Your goal ▸
How many lines in the records below contain the word "CoCo"? Give only the number.

Rows ▸
------------

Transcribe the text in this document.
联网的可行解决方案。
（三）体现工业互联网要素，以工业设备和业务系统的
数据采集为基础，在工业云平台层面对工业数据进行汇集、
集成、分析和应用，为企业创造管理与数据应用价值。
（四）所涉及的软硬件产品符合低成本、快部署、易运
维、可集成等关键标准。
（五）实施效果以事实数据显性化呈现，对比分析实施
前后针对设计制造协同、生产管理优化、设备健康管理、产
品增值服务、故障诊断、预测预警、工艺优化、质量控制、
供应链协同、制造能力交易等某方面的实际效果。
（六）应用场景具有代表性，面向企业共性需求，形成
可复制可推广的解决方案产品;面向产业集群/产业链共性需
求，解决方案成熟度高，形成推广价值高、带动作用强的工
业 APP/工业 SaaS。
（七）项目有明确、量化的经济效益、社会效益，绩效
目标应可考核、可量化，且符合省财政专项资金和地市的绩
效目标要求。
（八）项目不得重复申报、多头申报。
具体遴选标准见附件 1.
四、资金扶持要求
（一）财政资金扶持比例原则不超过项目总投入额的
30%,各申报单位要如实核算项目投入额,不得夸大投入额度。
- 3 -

------------

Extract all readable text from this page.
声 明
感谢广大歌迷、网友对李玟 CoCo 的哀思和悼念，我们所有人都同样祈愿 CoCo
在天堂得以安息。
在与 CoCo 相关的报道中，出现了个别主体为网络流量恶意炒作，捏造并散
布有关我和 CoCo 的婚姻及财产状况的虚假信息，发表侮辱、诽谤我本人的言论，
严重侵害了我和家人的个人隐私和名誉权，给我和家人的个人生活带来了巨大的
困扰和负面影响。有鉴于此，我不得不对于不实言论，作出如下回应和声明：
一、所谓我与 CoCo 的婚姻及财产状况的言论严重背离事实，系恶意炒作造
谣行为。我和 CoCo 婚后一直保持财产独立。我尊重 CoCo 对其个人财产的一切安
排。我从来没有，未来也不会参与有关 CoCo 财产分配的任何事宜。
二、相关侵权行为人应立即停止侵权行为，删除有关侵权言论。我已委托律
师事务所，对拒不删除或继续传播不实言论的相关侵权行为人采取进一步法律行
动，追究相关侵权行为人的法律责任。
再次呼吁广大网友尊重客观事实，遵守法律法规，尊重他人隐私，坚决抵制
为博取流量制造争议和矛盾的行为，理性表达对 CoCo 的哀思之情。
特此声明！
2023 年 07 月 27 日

------------

Exercise response ▸
7